- _EXERCISE INSTRUCTIONS_:
Check every line of the material below for the string "JSON", and return the ones that have it.

- _DATA TO PROCESS_:
┌──
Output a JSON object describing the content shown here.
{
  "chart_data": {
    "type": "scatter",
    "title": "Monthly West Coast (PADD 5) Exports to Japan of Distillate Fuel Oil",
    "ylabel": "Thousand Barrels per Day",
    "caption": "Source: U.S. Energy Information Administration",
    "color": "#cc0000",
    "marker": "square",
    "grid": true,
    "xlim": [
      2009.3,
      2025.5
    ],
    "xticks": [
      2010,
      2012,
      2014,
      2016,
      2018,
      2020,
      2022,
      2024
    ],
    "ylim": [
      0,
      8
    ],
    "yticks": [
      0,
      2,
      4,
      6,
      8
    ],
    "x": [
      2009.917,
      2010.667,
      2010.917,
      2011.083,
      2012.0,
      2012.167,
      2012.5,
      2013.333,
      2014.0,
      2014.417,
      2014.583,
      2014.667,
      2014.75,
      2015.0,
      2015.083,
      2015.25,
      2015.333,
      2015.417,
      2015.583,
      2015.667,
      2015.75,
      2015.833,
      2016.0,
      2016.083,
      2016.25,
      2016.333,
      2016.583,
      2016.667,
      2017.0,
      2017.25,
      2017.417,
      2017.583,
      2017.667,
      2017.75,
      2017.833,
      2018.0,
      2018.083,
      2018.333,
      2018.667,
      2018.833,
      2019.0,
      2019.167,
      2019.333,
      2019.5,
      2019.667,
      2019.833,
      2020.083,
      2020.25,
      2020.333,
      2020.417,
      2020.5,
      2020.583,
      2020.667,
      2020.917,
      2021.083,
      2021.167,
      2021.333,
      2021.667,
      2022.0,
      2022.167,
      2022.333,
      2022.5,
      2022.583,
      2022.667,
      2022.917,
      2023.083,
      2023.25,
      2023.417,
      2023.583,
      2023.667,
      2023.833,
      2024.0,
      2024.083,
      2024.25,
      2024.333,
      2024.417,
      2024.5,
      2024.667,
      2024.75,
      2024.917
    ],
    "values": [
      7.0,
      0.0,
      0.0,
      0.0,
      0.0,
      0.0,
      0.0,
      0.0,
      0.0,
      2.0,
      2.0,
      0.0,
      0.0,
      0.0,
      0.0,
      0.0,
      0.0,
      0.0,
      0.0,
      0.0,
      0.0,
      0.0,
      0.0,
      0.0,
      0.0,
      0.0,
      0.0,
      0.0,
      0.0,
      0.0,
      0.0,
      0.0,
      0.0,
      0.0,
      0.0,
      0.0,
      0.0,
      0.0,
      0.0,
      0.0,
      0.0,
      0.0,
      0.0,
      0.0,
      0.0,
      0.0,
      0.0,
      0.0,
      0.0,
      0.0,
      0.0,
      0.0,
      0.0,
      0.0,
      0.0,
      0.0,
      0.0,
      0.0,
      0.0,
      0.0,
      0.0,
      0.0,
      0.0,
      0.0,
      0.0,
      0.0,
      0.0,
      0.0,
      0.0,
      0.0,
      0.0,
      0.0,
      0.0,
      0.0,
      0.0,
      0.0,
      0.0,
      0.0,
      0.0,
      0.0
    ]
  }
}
└──
┌──
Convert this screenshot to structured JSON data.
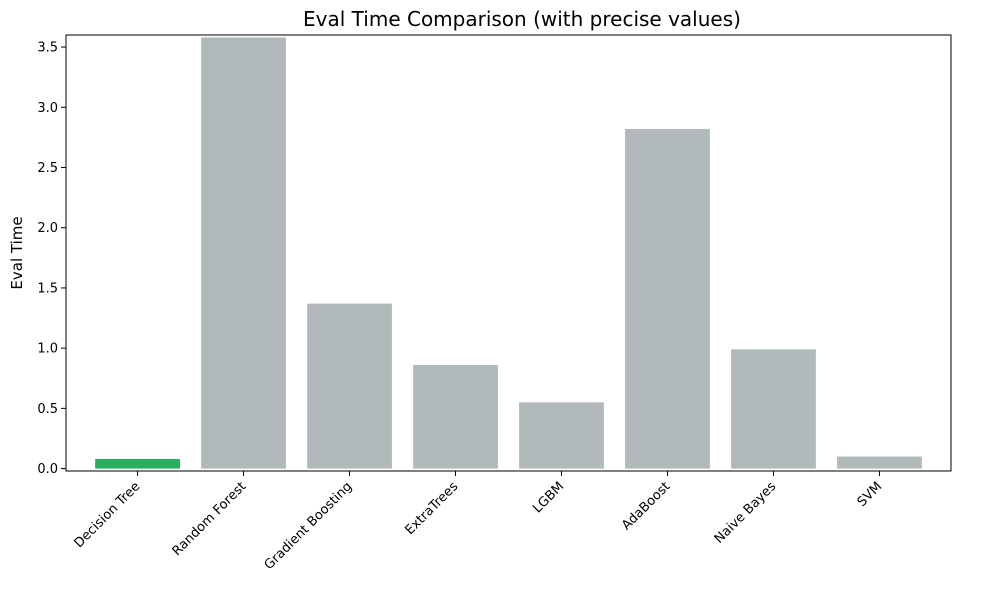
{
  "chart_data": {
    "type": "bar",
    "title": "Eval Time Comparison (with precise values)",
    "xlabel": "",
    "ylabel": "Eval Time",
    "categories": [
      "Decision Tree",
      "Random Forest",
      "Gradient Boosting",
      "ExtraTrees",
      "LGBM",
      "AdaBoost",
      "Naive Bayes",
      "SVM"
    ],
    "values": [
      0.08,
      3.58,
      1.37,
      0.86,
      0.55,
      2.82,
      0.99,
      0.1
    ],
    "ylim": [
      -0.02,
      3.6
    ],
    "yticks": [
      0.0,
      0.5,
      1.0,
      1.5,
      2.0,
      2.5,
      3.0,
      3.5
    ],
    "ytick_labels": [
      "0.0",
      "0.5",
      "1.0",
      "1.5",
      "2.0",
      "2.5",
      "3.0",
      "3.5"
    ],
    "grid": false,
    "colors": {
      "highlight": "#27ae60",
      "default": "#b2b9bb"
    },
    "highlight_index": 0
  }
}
└──
- _RESPONSE FOR THIS EXERCISE_:
Output a JSON object describing the content shown here.
Convert this screenshot to structured JSON data.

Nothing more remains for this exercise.